WHAT THE TASK ASKS:
Count every line of the listing where the string "乙匀速下降" occurs, and reply with the count alone.

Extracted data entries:
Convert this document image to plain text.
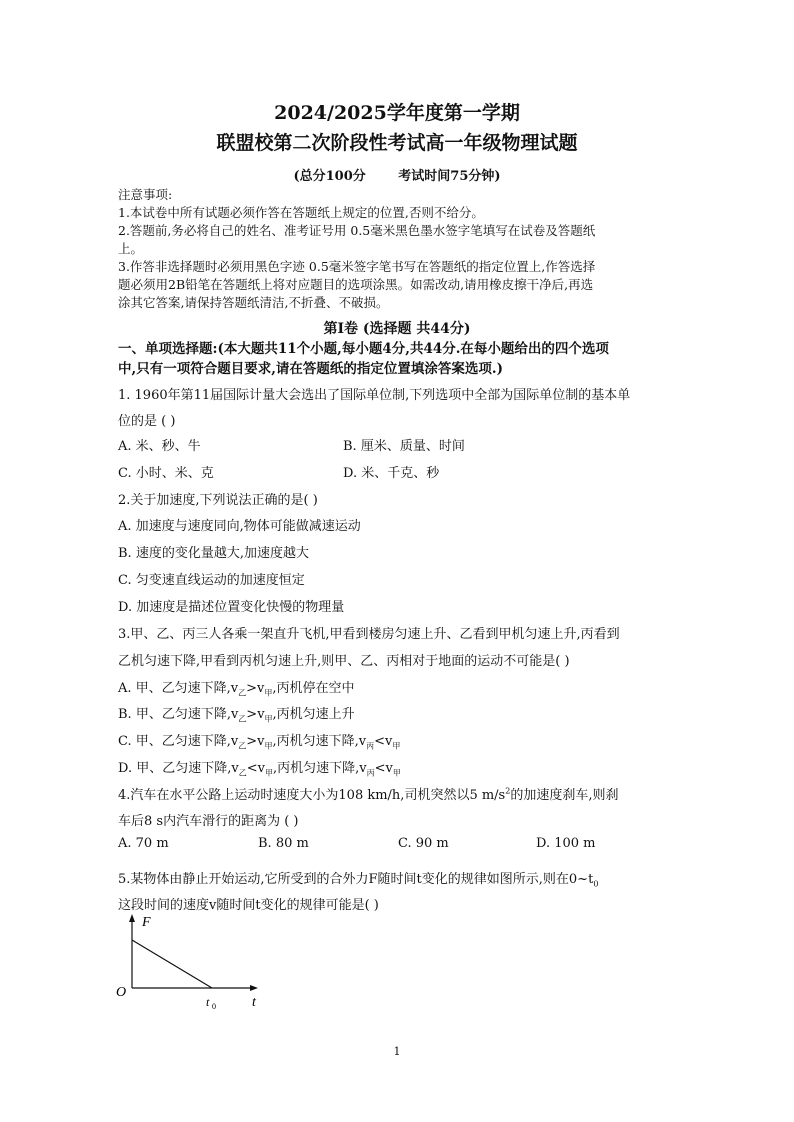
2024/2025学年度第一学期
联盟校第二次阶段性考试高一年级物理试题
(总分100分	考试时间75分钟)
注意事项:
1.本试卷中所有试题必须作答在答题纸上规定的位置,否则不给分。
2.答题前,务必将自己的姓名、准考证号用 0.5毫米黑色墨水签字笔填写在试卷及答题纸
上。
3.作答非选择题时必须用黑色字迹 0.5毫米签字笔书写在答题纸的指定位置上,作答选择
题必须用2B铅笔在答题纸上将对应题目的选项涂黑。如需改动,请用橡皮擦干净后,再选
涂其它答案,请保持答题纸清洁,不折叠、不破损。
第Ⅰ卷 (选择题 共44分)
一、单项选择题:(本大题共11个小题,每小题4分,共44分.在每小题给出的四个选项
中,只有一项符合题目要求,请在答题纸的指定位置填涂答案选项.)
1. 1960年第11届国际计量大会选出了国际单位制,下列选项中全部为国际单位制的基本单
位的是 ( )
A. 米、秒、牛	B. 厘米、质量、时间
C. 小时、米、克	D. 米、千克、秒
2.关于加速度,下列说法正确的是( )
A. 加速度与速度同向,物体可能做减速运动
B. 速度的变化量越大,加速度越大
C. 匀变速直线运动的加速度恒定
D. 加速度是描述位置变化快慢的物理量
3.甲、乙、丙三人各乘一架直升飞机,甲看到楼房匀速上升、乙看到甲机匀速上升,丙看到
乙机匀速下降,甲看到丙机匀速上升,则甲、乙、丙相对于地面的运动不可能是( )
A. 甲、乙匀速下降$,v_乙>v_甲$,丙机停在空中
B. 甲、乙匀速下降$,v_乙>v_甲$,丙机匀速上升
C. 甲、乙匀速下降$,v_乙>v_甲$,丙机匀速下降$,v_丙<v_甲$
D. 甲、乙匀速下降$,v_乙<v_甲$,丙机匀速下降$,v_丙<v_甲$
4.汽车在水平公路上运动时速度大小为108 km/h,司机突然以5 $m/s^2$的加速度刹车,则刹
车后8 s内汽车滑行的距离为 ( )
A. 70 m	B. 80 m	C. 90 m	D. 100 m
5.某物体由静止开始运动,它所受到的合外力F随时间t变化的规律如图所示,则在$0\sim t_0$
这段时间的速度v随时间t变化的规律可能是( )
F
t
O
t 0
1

---

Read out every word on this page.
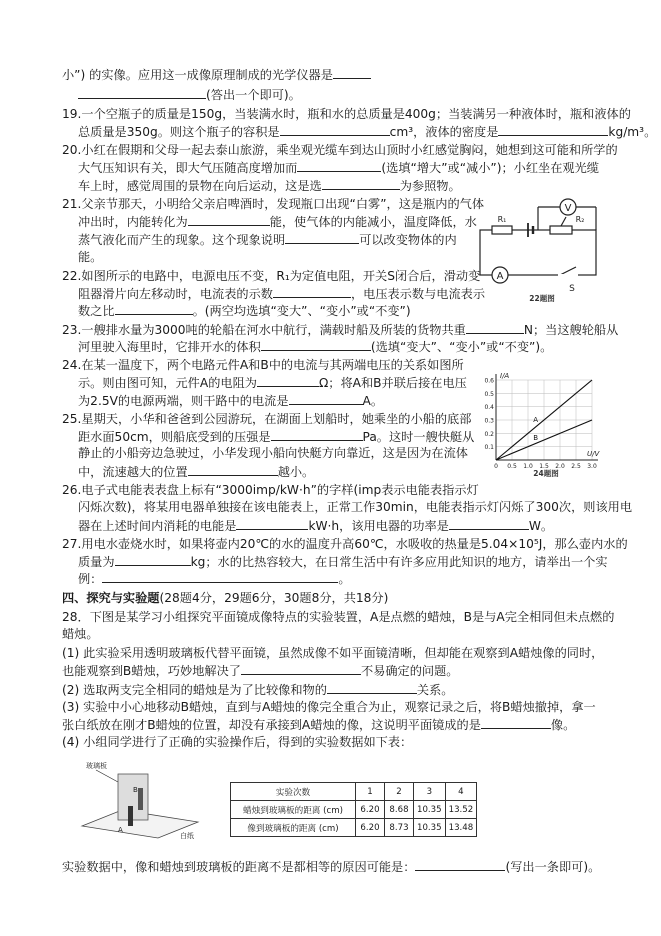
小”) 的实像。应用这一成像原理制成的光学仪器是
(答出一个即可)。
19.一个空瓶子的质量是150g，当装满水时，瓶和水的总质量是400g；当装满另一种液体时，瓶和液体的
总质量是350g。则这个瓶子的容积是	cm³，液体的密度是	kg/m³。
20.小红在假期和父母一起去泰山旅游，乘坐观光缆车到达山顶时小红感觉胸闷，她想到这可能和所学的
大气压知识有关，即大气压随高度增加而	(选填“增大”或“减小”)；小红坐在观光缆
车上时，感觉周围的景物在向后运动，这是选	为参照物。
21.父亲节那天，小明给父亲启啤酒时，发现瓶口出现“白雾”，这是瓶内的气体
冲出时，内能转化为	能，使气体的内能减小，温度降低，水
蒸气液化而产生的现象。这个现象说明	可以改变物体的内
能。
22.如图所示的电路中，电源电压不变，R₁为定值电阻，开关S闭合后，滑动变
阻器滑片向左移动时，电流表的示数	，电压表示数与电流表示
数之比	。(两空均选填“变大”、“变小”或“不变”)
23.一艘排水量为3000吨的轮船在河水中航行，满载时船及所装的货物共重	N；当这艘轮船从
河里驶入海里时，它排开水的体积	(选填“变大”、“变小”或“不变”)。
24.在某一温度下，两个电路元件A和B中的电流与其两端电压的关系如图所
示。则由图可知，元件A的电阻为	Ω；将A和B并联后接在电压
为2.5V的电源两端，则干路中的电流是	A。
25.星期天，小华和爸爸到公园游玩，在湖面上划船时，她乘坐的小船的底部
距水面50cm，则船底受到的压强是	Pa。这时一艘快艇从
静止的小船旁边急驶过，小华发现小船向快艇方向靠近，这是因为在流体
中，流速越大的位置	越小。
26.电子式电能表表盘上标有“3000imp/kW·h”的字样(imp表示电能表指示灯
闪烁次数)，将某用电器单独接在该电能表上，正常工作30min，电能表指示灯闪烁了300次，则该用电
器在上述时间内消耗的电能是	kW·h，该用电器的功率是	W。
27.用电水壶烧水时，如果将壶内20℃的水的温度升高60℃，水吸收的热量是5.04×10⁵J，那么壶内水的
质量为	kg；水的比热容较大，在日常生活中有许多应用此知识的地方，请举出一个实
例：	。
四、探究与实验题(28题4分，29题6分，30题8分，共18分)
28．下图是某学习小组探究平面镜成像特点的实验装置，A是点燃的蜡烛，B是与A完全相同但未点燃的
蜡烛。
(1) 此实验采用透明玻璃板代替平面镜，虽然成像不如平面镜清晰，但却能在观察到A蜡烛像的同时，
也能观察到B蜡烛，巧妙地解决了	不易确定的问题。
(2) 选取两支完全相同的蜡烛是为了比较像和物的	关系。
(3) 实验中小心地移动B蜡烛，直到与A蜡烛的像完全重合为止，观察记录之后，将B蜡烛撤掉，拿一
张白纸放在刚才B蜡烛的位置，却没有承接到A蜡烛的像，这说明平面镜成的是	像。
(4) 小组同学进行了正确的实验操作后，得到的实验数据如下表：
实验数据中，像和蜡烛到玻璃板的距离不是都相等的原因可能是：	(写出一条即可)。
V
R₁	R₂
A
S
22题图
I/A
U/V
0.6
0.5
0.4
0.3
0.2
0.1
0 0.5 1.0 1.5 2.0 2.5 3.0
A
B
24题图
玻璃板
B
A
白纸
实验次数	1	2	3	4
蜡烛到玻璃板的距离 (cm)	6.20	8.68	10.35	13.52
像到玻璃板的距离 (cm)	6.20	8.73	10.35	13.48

FINAL ANSWER:
4